Instructions for the task:
Search the listing below for the string "from" and copy every line where it occurs.

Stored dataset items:
☆ ☆ ☆ ☆

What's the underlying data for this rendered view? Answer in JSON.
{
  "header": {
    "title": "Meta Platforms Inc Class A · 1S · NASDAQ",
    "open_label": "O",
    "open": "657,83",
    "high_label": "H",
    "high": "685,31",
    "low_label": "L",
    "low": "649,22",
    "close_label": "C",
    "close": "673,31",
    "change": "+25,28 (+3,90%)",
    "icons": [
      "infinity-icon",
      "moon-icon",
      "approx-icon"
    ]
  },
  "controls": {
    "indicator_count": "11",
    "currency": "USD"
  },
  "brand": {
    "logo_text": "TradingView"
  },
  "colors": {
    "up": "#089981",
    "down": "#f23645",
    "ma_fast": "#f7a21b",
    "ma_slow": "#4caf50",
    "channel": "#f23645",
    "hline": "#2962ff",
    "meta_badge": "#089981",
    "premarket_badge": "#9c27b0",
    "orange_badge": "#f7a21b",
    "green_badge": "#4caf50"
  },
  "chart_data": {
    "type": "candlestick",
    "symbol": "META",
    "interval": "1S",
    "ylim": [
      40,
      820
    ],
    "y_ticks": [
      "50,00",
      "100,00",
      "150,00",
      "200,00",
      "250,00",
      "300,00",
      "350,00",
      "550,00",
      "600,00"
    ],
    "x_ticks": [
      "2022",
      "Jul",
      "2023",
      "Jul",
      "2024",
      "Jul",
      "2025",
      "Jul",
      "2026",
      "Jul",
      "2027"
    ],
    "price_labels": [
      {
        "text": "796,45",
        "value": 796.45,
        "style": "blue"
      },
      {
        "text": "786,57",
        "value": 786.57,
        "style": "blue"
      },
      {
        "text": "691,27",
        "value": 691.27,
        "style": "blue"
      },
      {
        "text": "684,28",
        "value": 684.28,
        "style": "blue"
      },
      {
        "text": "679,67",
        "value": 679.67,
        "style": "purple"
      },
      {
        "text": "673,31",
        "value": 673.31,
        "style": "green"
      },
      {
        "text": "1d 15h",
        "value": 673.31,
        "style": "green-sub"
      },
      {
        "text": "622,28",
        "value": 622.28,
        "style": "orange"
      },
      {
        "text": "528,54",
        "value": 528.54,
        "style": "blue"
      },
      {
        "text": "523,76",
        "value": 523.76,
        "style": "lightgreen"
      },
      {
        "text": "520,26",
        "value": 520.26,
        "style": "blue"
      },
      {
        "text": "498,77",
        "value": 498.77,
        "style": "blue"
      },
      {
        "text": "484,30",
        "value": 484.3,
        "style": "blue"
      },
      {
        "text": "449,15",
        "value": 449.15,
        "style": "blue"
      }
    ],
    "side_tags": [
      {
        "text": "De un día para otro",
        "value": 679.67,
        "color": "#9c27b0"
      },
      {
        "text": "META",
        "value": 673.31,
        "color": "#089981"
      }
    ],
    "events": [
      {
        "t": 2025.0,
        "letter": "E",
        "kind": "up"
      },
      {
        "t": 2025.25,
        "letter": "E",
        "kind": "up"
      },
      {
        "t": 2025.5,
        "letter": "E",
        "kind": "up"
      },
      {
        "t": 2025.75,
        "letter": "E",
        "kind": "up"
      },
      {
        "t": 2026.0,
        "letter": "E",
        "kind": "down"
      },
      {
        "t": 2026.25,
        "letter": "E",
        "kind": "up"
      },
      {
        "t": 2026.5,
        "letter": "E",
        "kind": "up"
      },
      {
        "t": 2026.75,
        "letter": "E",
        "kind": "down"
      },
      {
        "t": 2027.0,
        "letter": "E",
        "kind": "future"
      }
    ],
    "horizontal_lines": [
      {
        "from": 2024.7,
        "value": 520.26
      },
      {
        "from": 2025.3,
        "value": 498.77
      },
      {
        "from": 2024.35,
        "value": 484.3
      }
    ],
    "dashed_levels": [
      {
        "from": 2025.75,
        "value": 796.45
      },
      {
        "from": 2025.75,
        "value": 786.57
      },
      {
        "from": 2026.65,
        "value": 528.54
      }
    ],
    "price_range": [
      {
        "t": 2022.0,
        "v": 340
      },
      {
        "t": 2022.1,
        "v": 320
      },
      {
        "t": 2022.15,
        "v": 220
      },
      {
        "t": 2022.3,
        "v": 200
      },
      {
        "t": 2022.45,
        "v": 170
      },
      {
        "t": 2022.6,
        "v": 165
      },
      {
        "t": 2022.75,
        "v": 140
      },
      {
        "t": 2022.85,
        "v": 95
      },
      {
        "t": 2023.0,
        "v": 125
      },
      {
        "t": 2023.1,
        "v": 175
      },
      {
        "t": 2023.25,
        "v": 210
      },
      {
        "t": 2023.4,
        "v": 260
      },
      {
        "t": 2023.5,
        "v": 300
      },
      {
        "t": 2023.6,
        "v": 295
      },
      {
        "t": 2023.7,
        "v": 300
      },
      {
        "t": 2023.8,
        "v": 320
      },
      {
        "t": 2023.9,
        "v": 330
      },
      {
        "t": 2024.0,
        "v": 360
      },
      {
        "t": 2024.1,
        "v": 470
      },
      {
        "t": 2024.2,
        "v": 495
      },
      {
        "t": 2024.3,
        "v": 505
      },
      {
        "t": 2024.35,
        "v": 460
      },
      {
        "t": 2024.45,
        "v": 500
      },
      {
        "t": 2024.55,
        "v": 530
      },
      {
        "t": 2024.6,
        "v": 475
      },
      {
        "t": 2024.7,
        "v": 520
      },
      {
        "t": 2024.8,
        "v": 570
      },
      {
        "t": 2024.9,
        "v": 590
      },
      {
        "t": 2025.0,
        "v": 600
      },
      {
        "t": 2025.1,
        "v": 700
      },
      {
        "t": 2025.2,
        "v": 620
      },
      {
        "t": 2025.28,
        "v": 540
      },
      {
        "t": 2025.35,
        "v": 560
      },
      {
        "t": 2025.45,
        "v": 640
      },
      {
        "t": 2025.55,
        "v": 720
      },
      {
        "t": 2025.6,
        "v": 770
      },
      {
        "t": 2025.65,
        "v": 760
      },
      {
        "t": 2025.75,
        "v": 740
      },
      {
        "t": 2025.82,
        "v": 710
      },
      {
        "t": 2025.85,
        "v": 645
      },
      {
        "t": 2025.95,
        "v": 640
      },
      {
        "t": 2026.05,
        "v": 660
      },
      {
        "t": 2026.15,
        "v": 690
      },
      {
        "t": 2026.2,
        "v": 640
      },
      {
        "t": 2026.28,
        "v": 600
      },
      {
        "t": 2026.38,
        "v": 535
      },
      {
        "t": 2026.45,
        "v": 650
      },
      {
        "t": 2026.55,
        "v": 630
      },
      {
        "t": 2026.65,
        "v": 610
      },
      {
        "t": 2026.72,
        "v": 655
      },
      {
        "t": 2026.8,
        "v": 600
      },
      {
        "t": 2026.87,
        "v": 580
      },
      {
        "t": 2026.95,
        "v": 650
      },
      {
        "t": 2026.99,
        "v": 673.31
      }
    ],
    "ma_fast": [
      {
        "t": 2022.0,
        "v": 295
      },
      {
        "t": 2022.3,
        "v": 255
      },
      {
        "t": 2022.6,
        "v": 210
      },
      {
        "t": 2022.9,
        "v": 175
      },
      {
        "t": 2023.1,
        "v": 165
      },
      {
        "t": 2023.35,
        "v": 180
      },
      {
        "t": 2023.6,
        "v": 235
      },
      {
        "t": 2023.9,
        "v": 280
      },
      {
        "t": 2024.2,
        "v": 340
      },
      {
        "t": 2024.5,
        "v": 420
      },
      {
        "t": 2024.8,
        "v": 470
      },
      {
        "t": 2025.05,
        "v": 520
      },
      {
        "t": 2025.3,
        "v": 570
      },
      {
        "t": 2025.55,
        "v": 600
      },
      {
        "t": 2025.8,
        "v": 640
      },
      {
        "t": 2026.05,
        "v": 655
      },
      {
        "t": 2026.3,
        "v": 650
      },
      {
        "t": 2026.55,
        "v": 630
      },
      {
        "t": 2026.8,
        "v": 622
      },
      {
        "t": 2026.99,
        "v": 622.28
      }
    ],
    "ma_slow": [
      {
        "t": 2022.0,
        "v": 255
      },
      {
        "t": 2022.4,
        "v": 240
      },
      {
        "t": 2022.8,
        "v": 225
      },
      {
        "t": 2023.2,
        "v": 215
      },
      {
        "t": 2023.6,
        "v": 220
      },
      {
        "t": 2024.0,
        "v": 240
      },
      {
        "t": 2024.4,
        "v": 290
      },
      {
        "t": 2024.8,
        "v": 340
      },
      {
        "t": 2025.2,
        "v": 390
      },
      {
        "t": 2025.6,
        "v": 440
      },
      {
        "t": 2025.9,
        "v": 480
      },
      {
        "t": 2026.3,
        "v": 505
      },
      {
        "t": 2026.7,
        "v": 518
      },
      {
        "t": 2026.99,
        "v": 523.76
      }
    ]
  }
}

☆ ☆ ☆ ☆

Solution to this exercise:
        "from": 2024.7,
        "from": 2025.3,
        "from": 2024.35,
        "from": 2025.75,
        "from": 2025.75,
        "from": 2026.65,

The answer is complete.